◆ **Provided data**
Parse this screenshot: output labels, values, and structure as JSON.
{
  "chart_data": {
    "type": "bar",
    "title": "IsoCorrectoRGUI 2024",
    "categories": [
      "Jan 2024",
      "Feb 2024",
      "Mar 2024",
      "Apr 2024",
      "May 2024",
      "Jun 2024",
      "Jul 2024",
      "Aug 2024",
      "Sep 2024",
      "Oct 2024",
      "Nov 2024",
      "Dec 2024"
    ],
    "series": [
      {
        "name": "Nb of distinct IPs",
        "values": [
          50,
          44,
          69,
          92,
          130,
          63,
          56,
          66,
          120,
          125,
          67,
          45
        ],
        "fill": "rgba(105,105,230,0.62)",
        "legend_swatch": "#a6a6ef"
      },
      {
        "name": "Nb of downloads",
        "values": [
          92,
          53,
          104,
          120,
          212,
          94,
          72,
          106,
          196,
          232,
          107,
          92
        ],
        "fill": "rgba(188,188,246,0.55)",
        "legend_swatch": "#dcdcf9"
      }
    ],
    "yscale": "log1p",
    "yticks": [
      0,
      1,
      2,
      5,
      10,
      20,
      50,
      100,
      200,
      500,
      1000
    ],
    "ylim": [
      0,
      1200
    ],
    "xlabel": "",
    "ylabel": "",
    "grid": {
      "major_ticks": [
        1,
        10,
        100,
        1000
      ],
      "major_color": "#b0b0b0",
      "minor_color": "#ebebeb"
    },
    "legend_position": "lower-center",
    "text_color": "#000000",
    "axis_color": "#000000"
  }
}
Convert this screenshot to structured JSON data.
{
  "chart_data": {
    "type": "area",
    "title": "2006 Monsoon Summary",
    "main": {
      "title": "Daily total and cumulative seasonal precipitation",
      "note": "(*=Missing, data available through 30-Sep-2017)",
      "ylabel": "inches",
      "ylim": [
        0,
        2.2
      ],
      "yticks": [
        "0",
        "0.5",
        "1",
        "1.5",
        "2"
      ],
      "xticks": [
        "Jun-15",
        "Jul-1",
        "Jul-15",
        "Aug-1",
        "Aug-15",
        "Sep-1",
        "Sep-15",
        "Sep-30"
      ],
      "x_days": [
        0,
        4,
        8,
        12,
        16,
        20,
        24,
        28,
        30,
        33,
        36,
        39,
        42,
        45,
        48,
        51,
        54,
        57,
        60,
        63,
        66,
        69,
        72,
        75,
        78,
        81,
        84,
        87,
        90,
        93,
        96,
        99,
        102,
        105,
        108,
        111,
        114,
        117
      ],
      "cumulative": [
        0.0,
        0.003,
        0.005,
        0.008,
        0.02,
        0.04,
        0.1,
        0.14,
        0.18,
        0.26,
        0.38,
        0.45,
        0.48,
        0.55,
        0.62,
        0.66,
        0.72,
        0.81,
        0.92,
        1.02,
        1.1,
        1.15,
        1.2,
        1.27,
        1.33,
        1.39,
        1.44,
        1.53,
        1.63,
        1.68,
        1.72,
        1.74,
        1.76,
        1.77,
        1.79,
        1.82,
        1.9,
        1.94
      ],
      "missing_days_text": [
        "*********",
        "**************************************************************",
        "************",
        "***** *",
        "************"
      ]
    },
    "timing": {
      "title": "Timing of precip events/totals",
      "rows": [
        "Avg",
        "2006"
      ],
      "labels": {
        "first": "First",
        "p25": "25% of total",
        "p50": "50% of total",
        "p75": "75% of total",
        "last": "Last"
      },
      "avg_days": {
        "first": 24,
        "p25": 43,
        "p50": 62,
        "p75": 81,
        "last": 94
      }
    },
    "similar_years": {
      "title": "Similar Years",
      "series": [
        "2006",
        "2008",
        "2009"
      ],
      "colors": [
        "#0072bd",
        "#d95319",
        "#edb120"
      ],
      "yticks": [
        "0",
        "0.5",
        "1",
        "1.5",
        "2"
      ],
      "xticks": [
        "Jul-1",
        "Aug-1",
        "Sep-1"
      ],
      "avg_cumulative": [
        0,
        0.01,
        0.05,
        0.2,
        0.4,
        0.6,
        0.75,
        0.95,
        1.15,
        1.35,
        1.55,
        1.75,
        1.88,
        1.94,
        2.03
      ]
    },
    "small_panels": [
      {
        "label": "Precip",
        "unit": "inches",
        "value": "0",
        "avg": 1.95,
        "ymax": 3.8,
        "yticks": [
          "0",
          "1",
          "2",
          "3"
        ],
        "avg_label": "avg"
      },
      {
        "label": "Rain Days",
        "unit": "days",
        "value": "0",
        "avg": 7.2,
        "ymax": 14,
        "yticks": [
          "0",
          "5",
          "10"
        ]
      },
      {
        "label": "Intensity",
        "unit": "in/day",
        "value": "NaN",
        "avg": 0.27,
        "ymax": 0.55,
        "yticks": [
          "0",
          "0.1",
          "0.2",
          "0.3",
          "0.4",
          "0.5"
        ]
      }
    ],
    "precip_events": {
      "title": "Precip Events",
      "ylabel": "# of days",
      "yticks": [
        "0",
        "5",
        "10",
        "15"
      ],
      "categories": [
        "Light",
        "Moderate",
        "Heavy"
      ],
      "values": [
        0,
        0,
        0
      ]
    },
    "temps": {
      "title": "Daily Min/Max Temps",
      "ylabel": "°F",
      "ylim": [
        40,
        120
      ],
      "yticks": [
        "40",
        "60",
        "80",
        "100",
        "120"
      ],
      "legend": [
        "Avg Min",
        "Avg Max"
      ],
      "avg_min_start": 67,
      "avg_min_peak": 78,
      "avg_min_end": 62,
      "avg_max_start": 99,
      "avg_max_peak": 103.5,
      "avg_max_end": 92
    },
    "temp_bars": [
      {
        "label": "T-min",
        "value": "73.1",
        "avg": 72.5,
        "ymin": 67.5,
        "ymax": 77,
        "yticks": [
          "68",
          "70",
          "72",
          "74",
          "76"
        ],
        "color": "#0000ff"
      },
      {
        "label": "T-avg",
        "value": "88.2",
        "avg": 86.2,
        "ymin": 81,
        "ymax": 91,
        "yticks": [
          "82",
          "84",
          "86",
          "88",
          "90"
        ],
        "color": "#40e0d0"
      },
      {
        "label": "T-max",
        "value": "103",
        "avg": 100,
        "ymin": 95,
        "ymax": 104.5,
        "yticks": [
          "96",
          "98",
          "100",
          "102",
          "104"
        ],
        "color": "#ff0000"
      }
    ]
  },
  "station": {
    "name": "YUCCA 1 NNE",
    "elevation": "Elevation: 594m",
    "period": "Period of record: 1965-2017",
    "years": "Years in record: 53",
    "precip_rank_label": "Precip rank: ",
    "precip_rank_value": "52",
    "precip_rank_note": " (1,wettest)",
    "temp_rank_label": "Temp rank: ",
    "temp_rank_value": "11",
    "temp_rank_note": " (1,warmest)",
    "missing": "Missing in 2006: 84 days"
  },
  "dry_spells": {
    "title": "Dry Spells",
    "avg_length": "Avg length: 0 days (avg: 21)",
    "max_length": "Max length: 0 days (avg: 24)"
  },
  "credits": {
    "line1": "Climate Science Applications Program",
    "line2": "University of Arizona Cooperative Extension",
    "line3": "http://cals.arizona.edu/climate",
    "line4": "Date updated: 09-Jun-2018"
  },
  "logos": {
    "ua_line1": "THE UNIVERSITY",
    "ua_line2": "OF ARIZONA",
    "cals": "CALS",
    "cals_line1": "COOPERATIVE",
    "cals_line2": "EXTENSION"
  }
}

◆ **Work required**
Output the records verbatim, from the first line to the last.

◆ **Worked solution**
Parse this screenshot: output labels, values, and structure as JSON.
{
  "chart_data": {
    "type": "bar",
    "title": "IsoCorrectoRGUI 2024",
    "categories": [
      "Jan 2024",
      "Feb 2024",
      "Mar 2024",
      "Apr 2024",
      "May 2024",
      "Jun 2024",
      "Jul 2024",
      "Aug 2024",
      "Sep 2024",
      "Oct 2024",
      "Nov 2024",
      "Dec 2024"
    ],
    "series": [
      {
        "name": "Nb of distinct IPs",
        "values": [
          50,
          44,
          69,
          92,
          130,
          63,
          56,
          66,
          120,
          125,
          67,
          45
        ],
        "fill": "rgba(105,105,230,0.62)",
        "legend_swatch": "#a6a6ef"
      },
      {
        "name": "Nb of downloads",
        "values": [
          92,
          53,
          104,
          120,
          212,
          94,
          72,
          106,
          196,
          232,
          107,
          92
        ],
        "fill": "rgba(188,188,246,0.55)",
        "legend_swatch": "#dcdcf9"
      }
    ],
    "yscale": "log1p",
    "yticks": [
      0,
      1,
      2,
      5,
      10,
      20,
      50,
      100,
      200,
      500,
      1000
    ],
    "ylim": [
      0,
      1200
    ],
    "xlabel": "",
    "ylabel": "",
    "grid": {
      "major_ticks": [
        1,
        10,
        100,
        1000
      ],
      "major_color": "#b0b0b0",
      "minor_color": "#ebebeb"
    },
    "legend_position": "lower-center",
    "text_color": "#000000",
    "axis_color": "#000000"
  }
}
Convert this screenshot to structured JSON data.
{
  "chart_data": {
    "type": "area",
    "title": "2006 Monsoon Summary",
    "main": {
      "title": "Daily total and cumulative seasonal precipitation",
      "note": "(*=Missing, data available through 30-Sep-2017)",
      "ylabel": "inches",
      "ylim": [
        0,
        2.2
      ],
      "yticks": [
        "0",
        "0.5",
        "1",
        "1.5",
        "2"
      ],
      "xticks": [
        "Jun-15",
        "Jul-1",
        "Jul-15",
        "Aug-1",
        "Aug-15",
        "Sep-1",
        "Sep-15",
        "Sep-30"
      ],
      "x_days": [
        0,
        4,
        8,
        12,
        16,
        20,
        24,
        28,
        30,
        33,
        36,
        39,
        42,
        45,
        48,
        51,
        54,
        57,
        60,
        63,
        66,
        69,
        72,
        75,
        78,
        81,
        84,
        87,
        90,
        93,
        96,
        99,
        102,
        105,
        108,
        111,
        114,
        117
      ],
      "cumulative": [
        0.0,
        0.003,
        0.005,
        0.008,
        0.02,
        0.04,
        0.1,
        0.14,
        0.18,
        0.26,
        0.38,
        0.45,
        0.48,
        0.55,
        0.62,
        0.66,
        0.72,
        0.81,
        0.92,
        1.02,
        1.1,
        1.15,
        1.2,
        1.27,
        1.33,
        1.39,
        1.44,
        1.53,
        1.63,
        1.68,
        1.72,
        1.74,
        1.76,
        1.77,
        1.79,
        1.82,
        1.9,
        1.94
      ],
      "missing_days_text": [
        "*********",
        "**************************************************************",
        "************",
        "***** *",
        "************"
      ]
    },
    "timing": {
      "title": "Timing of precip events/totals",
      "rows": [
        "Avg",
        "2006"
      ],
      "labels": {
        "first": "First",
        "p25": "25% of total",
        "p50": "50% of total",
        "p75": "75% of total",
        "last": "Last"
      },
      "avg_days": {
        "first": 24,
        "p25": 43,
        "p50": 62,
        "p75": 81,
        "last": 94
      }
    },
    "similar_years": {
      "title": "Similar Years",
      "series": [
        "2006",
        "2008",
        "2009"
      ],
      "colors": [
        "#0072bd",
        "#d95319",
        "#edb120"
      ],
      "yticks": [
        "0",
        "0.5",
        "1",
        "1.5",
        "2"
      ],
      "xticks": [
        "Jul-1",
        "Aug-1",
        "Sep-1"
      ],
      "avg_cumulative": [
        0,
        0.01,
        0.05,
        0.2,
        0.4,
        0.6,
        0.75,
        0.95,
        1.15,
        1.35,
        1.55,
        1.75,
        1.88,
        1.94,
        2.03
      ]
    },
    "small_panels": [
      {
        "label": "Precip",
        "unit": "inches",
        "value": "0",
        "avg": 1.95,
        "ymax": 3.8,
        "yticks": [
          "0",
          "1",
          "2",
          "3"
        ],
        "avg_label": "avg"
      },
      {
        "label": "Rain Days",
        "unit": "days",
        "value": "0",
        "avg": 7.2,
        "ymax": 14,
        "yticks": [
          "0",
          "5",
          "10"
        ]
      },
      {
        "label": "Intensity",
        "unit": "in/day",
        "value": "NaN",
        "avg": 0.27,
        "ymax": 0.55,
        "yticks": [
          "0",
          "0.1",
          "0.2",
          "0.3",
          "0.4",
          "0.5"
        ]
      }
    ],
    "precip_events": {
      "title": "Precip Events",
      "ylabel": "# of days",
      "yticks": [
        "0",
        "5",
        "10",
        "15"
      ],
      "categories": [
        "Light",
        "Moderate",
        "Heavy"
      ],
      "values": [
        0,
        0,
        0
      ]
    },
    "temps": {
      "title": "Daily Min/Max Temps",
      "ylabel": "°F",
      "ylim": [
        40,
        120
      ],
      "yticks": [
        "40",
        "60",
        "80",
        "100",
        "120"
      ],
      "legend": [
        "Avg Min",
        "Avg Max"
      ],
      "avg_min_start": 67,
      "avg_min_peak": 78,
      "avg_min_end": 62,
      "avg_max_start": 99,
      "avg_max_peak": 103.5,
      "avg_max_end": 92
    },
    "temp_bars": [
      {
        "label": "T-min",
        "value": "73.1",
        "avg": 72.5,
        "ymin": 67.5,
        "ymax": 77,
        "yticks": [
          "68",
          "70",
          "72",
          "74",
          "76"
        ],
        "color": "#0000ff"
      },
      {
        "label": "T-avg",
        "value": "88.2",
        "avg": 86.2,
        "ymin": 81,
        "ymax": 91,
        "yticks": [
          "82",
          "84",
          "86",
          "88",
          "90"
        ],
        "color": "#40e0d0"
      },
      {
        "label": "T-max",
        "value": "103",
        "avg": 100,
        "ymin": 95,
        "ymax": 104.5,
        "yticks": [
          "96",
          "98",
          "100",
          "102",
          "104"
        ],
        "color": "#ff0000"
      }
    ]
  },
  "station": {
    "name": "YUCCA 1 NNE",
    "elevation": "Elevation: 594m",
    "period": "Period of record: 1965-2017",
    "years": "Years in record: 53",
    "precip_rank_label": "Precip rank: ",
    "precip_rank_value": "52",
    "precip_rank_note": " (1,wettest)",
    "temp_rank_label": "Temp rank: ",
    "temp_rank_value": "11",
    "temp_rank_note": " (1,warmest)",
    "missing": "Missing in 2006: 84 days"
  },
  "dry_spells": {
    "title": "Dry Spells",
    "avg_length": "Avg length: 0 days (avg: 21)",
    "max_length": "Max length: 0 days (avg: 24)"
  },
  "credits": {
    "line1": "Climate Science Applications Program",
    "line2": "University of Arizona Cooperative Extension",
    "line3": "http://cals.arizona.edu/climate",
    "line4": "Date updated: 09-Jun-2018"
  },
  "logos": {
    "ua_line1": "THE UNIVERSITY",
    "ua_line2": "OF ARIZONA",
    "cals": "CALS",
    "cals_line1": "COOPERATIVE",
    "cals_line2": "EXTENSION"
  }
}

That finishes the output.